Source data =>
(begin)

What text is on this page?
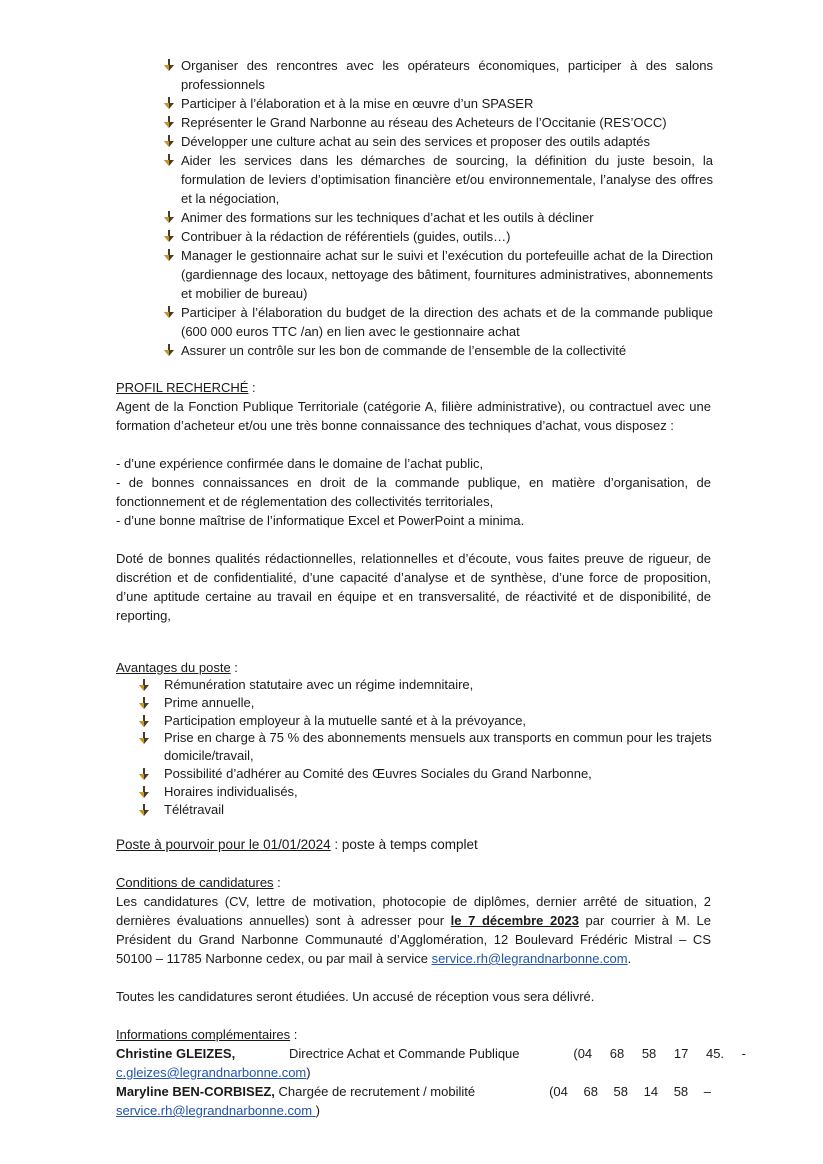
Organiser des rencontres avec les opérateurs économiques, participer à des salons professionnels
Participer à l’élaboration et à la mise en œuvre d’un SPASER
Représenter le Grand Narbonne au réseau des Acheteurs de l’Occitanie (RES’OCC)
Développer une culture achat au sein des services et proposer des outils adaptés
Aider les services dans les démarches de sourcing, la définition du juste besoin, la formulation de leviers d’optimisation financière et/ou environnementale, l’analyse des offres et la négociation,
Animer des formations sur les techniques d’achat et les outils à décliner
Contribuer à la rédaction de référentiels (guides, outils…)
Manager le gestionnaire achat sur le suivi et l’exécution du portefeuille achat de la Direction (gardiennage des locaux, nettoyage des bâtiment, fournitures administratives, abonnements et mobilier de bureau)
Participer à l’élaboration du budget de la direction des achats et de la commande publique (600 000 euros TTC /an) en lien avec le gestionnaire achat
Assurer un contrôle sur les bon de commande de l’ensemble de la collectivité

PROFIL RECHERCHÉ :

Agent de la Fonction Publique Territoriale (catégorie A, filière administrative), ou contractuel avec une formation d’acheteur et/ou une très bonne connaissance des techniques d’achat, vous disposez :

- d’une expérience confirmée dans le domaine de l’achat public,

- de bonnes connaissances en droit de la commande publique, en matière d’organisation, de fonctionnement et de réglementation des collectivités territoriales,

- d’une bonne maîtrise de l’informatique Excel et PowerPoint a minima.

Doté de bonnes qualités rédactionnelles, relationnelles et d’écoute, vous faites preuve de rigueur, de discrétion et de confidentialité, d’une capacité d’analyse et de synthèse, d’une force de proposition, d’une aptitude certaine au travail en équipe et en transversalité, de réactivité et de disponibilité, de reporting,

Avantages du poste :

Rémunération statutaire avec un régime indemnitaire,
Prime annuelle,
Participation employeur à la mutuelle santé et à la prévoyance,
Prise en charge à 75 % des abonnements mensuels aux transports en commun pour les trajets domicile/travail,
Possibilité d’adhérer au Comité des Œuvres Sociales du Grand Narbonne,
Horaires individualisés,
Télétravail

Poste à pourvoir pour le 01/01/2024 : poste à temps complet

Conditions de candidatures :

Les candidatures (CV, lettre de motivation, photocopie de diplômes, dernier arrêté de situation, 2 dernières évaluations annuelles) sont à adresser pour le 7 décembre 2023 par courrier à M. Le Président du Grand Narbonne Communauté d’Agglomération, 12 Boulevard Frédéric Mistral – CS 50100 – 11785 Narbonne cedex, ou par mail à service service.rh@legrandnarbonne.com.

Toutes les candidatures seront étudiées. Un accusé de réception vous sera délivré.

Informations complémentaires :

Christine GLEIZES,	Directrice Achat et Commande Publique	(04 68 58 17 45. -

c.gleizes@legrandnarbonne.com)

Maryline BEN-CORBISEZ, Chargée de recrutement / mobilité	(04 68 58 14 58 –

service.rh@legrandnarbonne.com )
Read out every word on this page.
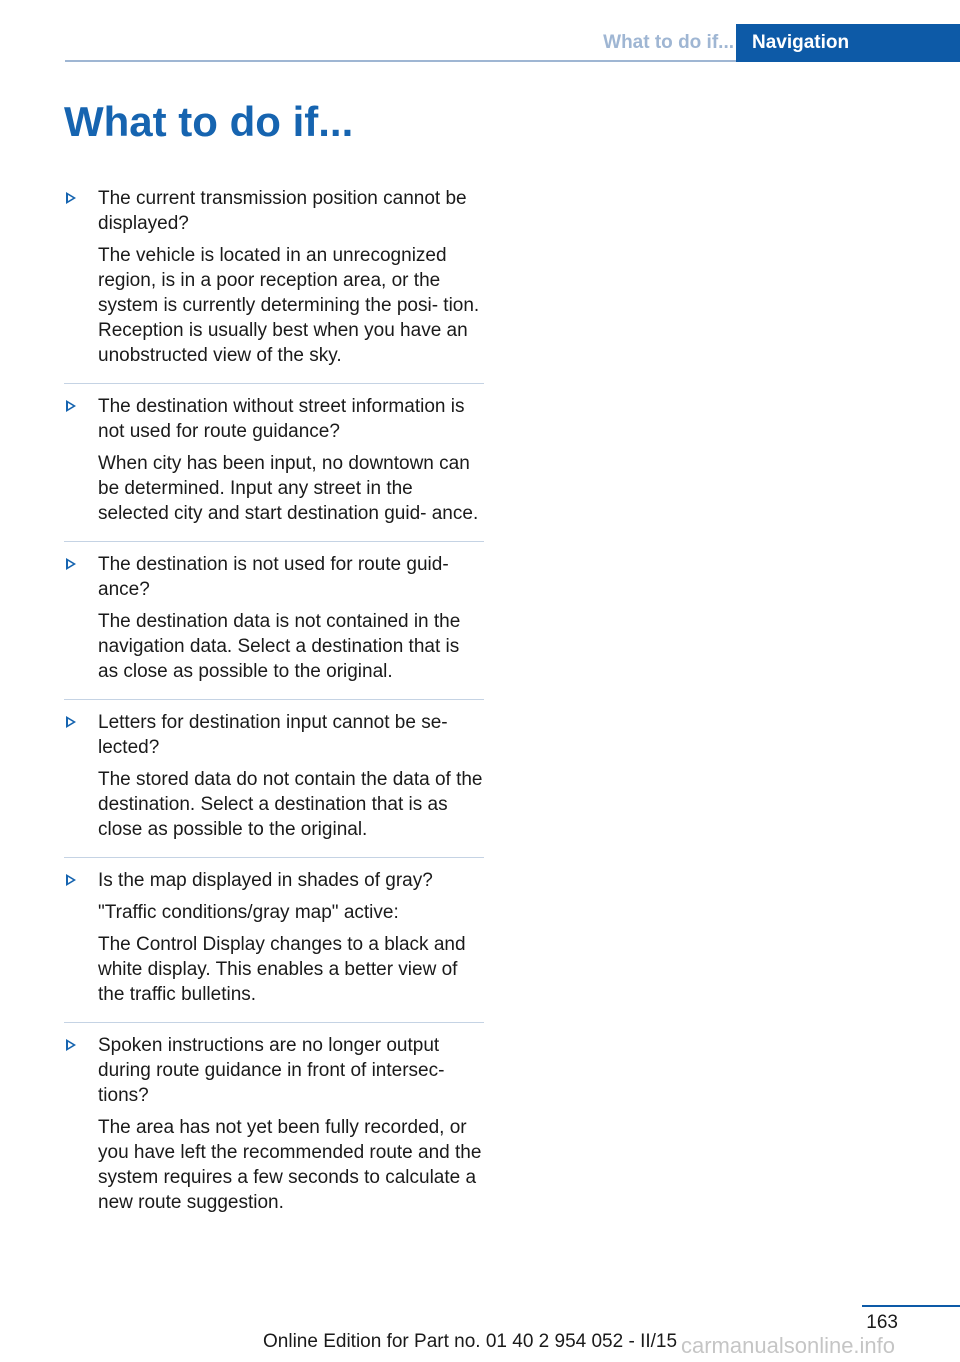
What to do if... Navigation
What to do if...

The current transmission position cannot be displayed?

The vehicle is located in an unrecognized region, is in a poor reception area, or the system is currently determining the posi‐ tion. Reception is usually best when you have an unobstructed view of the sky.

The destination without street information is not used for route guidance?

When city has been input, no downtown can be determined. Input any street in the selected city and start destination guid‐ ance.

The destination is not used for route guid‐ ance?

The destination data is not contained in the navigation data. Select a destination that is as close as possible to the original.

Letters for destination input cannot be se‐ lected?

The stored data do not contain the data of the destination. Select a destination that is as close as possible to the original.

Is the map displayed in shades of gray?

"Traffic conditions/gray map" active:

The Control Display changes to a black and white display. This enables a better view of the traffic bulletins.

Spoken instructions are no longer output during route guidance in front of intersec‐ tions?

The area has not yet been fully recorded, or you have left the recommended route and the system requires a few seconds to calculate a new route suggestion.

163
Online Edition for Part no. 01 40 2 954 052 - II/15 carmanualsonline.info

(end)

EXERCISE REQUIREMENTS =>
Write the records out once more, exactly as they appear, with no pictures.

EXERCISE SOLUTION =>
What text is on this page?
Organiser des rencontres avec les opérateurs économiques, participer à des salons professionnels
Participer à l’élaboration et à la mise en œuvre d’un SPASER
Représenter le Grand Narbonne au réseau des Acheteurs de l’Occitanie (RES’OCC)
Développer une culture achat au sein des services et proposer des outils adaptés
Aider les services dans les démarches de sourcing, la définition du juste besoin, la formulation de leviers d’optimisation financière et/ou environnementale, l’analyse des offres et la négociation,
Animer des formations sur les techniques d’achat et les outils à décliner
Contribuer à la rédaction de référentiels (guides, outils…)
Manager le gestionnaire achat sur le suivi et l’exécution du portefeuille achat de la Direction (gardiennage des locaux, nettoyage des bâtiment, fournitures administratives, abonnements et mobilier de bureau)
Participer à l’élaboration du budget de la direction des achats et de la commande publique (600 000 euros TTC /an) en lien avec le gestionnaire achat
Assurer un contrôle sur les bon de commande de l’ensemble de la collectivité

PROFIL RECHERCHÉ :

Agent de la Fonction Publique Territoriale (catégorie A, filière administrative), ou contractuel avec une formation d’acheteur et/ou une très bonne connaissance des techniques d’achat, vous disposez :

- d’une expérience confirmée dans le domaine de l’achat public,

- de bonnes connaissances en droit de la commande publique, en matière d’organisation, de fonctionnement et de réglementation des collectivités territoriales,

- d’une bonne maîtrise de l’informatique Excel et PowerPoint a minima.

Doté de bonnes qualités rédactionnelles, relationnelles et d’écoute, vous faites preuve de rigueur, de discrétion et de confidentialité, d’une capacité d’analyse et de synthèse, d’une force de proposition, d’une aptitude certaine au travail en équipe et en transversalité, de réactivité et de disponibilité, de reporting,

Avantages du poste :

Rémunération statutaire avec un régime indemnitaire,
Prime annuelle,
Participation employeur à la mutuelle santé et à la prévoyance,
Prise en charge à 75 % des abonnements mensuels aux transports en commun pour les trajets domicile/travail,
Possibilité d’adhérer au Comité des Œuvres Sociales du Grand Narbonne,
Horaires individualisés,
Télétravail

Poste à pourvoir pour le 01/01/2024 : poste à temps complet

Conditions de candidatures :

Les candidatures (CV, lettre de motivation, photocopie de diplômes, dernier arrêté de situation, 2 dernières évaluations annuelles) sont à adresser pour le 7 décembre 2023 par courrier à M. Le Président du Grand Narbonne Communauté d’Agglomération, 12 Boulevard Frédéric Mistral – CS 50100 – 11785 Narbonne cedex, ou par mail à service service.rh@legrandnarbonne.com.

Toutes les candidatures seront étudiées. Un accusé de réception vous sera délivré.

Informations complémentaires :

Christine GLEIZES,	Directrice Achat et Commande Publique	(04 68 58 17 45. -

c.gleizes@legrandnarbonne.com)

Maryline BEN-CORBISEZ, Chargée de recrutement / mobilité	(04 68 58 14 58 –

service.rh@legrandnarbonne.com )
Read out every word on this page.
What to do if... Navigation
What to do if...

The current transmission position cannot be displayed?

The vehicle is located in an unrecognized region, is in a poor reception area, or the system is currently determining the posi‐ tion. Reception is usually best when you have an unobstructed view of the sky.

The destination without street information is not used for route guidance?

When city has been input, no downtown can be determined. Input any street in the selected city and start destination guid‐ ance.

The destination is not used for route guid‐ ance?

The destination data is not contained in the navigation data. Select a destination that is as close as possible to the original.

Letters for destination input cannot be se‐ lected?

The stored data do not contain the data of the destination. Select a destination that is as close as possible to the original.

Is the map displayed in shades of gray?

"Traffic conditions/gray map" active:

The Control Display changes to a black and white display. This enables a better view of the traffic bulletins.

Spoken instructions are no longer output during route guidance in front of intersec‐ tions?

The area has not yet been fully recorded, or you have left the recommended route and the system requires a few seconds to calculate a new route suggestion.

163
Online Edition for Part no. 01 40 2 954 052 - II/15 carmanualsonline.info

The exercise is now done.